What is required: From the line with "Type out the text in this image." through the final line, please write out the listing exactly, including both of those lines.

++++ Records to process ++++

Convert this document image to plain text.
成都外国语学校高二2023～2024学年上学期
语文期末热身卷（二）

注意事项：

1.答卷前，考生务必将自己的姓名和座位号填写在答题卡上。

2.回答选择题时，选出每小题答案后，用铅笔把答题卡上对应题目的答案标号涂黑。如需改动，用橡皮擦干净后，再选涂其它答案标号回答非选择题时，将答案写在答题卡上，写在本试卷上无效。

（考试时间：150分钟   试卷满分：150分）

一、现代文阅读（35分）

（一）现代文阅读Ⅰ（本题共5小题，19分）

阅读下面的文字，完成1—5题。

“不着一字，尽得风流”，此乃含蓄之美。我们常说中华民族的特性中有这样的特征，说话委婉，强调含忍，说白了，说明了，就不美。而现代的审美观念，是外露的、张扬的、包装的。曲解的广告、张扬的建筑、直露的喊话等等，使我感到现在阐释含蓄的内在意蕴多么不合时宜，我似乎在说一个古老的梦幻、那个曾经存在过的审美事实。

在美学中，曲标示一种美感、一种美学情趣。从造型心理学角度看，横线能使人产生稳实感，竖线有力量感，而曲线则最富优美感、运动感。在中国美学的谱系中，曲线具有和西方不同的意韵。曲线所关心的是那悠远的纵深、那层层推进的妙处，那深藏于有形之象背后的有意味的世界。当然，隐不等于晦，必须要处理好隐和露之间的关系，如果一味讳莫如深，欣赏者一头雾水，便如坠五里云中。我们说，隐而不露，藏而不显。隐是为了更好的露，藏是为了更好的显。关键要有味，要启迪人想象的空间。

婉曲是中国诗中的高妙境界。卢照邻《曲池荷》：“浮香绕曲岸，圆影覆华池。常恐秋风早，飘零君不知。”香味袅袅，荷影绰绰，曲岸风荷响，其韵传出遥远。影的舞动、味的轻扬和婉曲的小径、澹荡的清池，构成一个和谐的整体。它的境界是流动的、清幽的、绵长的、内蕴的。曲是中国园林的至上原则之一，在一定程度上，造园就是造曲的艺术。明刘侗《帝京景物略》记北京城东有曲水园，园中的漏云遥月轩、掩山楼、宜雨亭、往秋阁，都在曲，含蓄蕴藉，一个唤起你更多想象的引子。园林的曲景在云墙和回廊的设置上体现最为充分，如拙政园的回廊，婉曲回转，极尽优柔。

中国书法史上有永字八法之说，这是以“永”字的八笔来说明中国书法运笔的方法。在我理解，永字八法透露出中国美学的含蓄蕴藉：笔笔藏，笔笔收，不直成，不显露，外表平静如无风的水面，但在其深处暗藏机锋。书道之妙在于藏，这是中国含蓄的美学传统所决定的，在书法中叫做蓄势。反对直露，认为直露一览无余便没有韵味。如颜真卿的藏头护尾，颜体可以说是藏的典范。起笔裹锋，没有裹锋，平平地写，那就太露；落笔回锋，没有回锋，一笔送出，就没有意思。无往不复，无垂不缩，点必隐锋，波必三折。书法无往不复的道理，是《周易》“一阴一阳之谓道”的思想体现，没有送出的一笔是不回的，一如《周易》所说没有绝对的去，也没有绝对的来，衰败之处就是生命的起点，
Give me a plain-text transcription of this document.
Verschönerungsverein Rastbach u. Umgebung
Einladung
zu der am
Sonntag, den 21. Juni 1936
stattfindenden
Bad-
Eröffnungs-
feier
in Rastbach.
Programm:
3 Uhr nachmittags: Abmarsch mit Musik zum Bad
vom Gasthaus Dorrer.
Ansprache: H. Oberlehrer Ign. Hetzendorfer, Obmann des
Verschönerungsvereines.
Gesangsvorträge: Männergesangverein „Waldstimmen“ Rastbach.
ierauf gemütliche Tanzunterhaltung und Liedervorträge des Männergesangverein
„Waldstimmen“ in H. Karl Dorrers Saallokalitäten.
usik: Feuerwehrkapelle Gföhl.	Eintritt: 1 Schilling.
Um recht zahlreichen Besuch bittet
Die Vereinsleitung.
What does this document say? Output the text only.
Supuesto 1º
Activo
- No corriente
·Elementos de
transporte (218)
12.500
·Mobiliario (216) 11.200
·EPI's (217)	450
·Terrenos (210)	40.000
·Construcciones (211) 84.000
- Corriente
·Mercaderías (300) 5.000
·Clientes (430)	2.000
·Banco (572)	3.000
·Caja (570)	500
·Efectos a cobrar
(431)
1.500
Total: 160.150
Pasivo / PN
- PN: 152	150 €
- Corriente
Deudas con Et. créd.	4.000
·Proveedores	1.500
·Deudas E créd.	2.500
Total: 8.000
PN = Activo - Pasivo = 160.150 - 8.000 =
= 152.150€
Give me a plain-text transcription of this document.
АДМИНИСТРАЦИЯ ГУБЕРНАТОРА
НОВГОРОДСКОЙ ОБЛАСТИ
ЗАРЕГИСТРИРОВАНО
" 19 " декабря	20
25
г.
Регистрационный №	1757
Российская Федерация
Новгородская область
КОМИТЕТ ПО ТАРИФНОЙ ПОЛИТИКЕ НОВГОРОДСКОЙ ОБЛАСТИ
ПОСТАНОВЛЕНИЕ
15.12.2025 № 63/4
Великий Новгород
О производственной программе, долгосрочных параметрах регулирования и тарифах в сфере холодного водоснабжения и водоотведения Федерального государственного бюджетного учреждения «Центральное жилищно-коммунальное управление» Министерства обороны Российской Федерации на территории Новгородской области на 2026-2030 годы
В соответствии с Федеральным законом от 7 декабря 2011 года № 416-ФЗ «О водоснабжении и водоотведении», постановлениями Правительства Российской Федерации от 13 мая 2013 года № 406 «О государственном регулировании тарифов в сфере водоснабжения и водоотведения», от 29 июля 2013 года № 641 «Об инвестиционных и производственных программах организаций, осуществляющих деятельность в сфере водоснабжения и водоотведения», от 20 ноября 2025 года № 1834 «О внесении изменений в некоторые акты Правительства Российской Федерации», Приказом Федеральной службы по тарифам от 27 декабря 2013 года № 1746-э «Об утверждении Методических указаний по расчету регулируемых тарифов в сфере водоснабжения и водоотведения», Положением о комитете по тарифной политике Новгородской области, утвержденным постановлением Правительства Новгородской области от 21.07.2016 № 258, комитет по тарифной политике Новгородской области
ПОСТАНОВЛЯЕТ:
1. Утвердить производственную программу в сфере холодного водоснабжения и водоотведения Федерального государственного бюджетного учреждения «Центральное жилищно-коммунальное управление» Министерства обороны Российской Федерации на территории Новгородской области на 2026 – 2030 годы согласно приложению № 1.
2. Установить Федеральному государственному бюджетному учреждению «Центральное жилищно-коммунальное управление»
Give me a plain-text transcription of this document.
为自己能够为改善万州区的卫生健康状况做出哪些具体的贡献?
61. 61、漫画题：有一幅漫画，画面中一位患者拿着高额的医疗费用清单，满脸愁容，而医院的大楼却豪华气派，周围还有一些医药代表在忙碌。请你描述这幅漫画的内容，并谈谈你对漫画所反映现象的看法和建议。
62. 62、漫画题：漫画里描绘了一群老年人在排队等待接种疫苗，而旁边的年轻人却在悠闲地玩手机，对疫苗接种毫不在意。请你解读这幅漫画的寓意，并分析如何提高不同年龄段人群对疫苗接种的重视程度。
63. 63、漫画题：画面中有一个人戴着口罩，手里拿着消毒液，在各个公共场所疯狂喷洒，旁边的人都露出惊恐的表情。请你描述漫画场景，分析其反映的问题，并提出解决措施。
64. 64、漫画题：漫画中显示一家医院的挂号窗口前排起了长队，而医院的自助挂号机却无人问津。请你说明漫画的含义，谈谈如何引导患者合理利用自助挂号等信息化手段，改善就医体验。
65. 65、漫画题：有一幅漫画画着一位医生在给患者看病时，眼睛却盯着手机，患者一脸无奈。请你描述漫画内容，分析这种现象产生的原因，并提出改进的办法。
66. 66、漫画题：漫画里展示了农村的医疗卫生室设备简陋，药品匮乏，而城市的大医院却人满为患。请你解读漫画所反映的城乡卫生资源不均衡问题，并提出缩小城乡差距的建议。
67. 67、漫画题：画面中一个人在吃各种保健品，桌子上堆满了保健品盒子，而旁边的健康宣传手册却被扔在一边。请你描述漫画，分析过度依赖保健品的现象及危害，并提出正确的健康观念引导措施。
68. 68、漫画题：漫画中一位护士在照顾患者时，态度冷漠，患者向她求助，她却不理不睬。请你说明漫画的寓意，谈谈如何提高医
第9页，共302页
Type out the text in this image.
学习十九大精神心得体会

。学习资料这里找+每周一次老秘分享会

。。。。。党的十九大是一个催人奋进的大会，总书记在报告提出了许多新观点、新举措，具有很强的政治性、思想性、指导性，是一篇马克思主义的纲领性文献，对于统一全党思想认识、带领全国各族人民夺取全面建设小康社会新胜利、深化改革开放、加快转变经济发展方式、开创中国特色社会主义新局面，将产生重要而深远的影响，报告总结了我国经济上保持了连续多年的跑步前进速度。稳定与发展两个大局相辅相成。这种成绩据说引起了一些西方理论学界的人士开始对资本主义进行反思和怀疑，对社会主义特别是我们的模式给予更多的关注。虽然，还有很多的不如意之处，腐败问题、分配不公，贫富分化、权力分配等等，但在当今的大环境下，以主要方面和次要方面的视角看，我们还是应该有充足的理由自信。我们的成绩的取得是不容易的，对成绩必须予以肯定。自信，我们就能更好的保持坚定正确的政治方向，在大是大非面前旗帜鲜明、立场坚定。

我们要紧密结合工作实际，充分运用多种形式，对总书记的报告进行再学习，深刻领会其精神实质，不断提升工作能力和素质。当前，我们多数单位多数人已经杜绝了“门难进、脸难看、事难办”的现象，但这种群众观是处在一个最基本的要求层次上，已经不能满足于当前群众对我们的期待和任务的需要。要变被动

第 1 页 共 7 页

++++

Exercise answer:
Type out the text in this image.
学习十九大精神心得体会

。学习资料这里找+每周一次老秘分享会

。。。。。党的十九大是一个催人奋进的大会，总书记在报告提出了许多新观点、新举措，具有很强的政治性、思想性、指导性，是一篇马克思主义的纲领性文献，对于统一全党思想认识、带领全国各族人民夺取全面建设小康社会新胜利、深化改革开放、加快转变经济发展方式、开创中国特色社会主义新局面，将产生重要而深远的影响，报告总结了我国经济上保持了连续多年的跑步前进速度。稳定与发展两个大局相辅相成。这种成绩据说引起了一些西方理论学界的人士开始对资本主义进行反思和怀疑，对社会主义特别是我们的模式给予更多的关注。虽然，还有很多的不如意之处，腐败问题、分配不公，贫富分化、权力分配等等，但在当今的大环境下，以主要方面和次要方面的视角看，我们还是应该有充足的理由自信。我们的成绩的取得是不容易的，对成绩必须予以肯定。自信，我们就能更好的保持坚定正确的政治方向，在大是大非面前旗帜鲜明、立场坚定。

我们要紧密结合工作实际，充分运用多种形式，对总书记的报告进行再学习，深刻领会其精神实质，不断提升工作能力和素质。当前，我们多数单位多数人已经杜绝了“门难进、脸难看、事难办”的现象，但这种群众观是处在一个最基本的要求层次上，已经不能满足于当前群众对我们的期待和任务的需要。要变被动

第 1 页 共 7 页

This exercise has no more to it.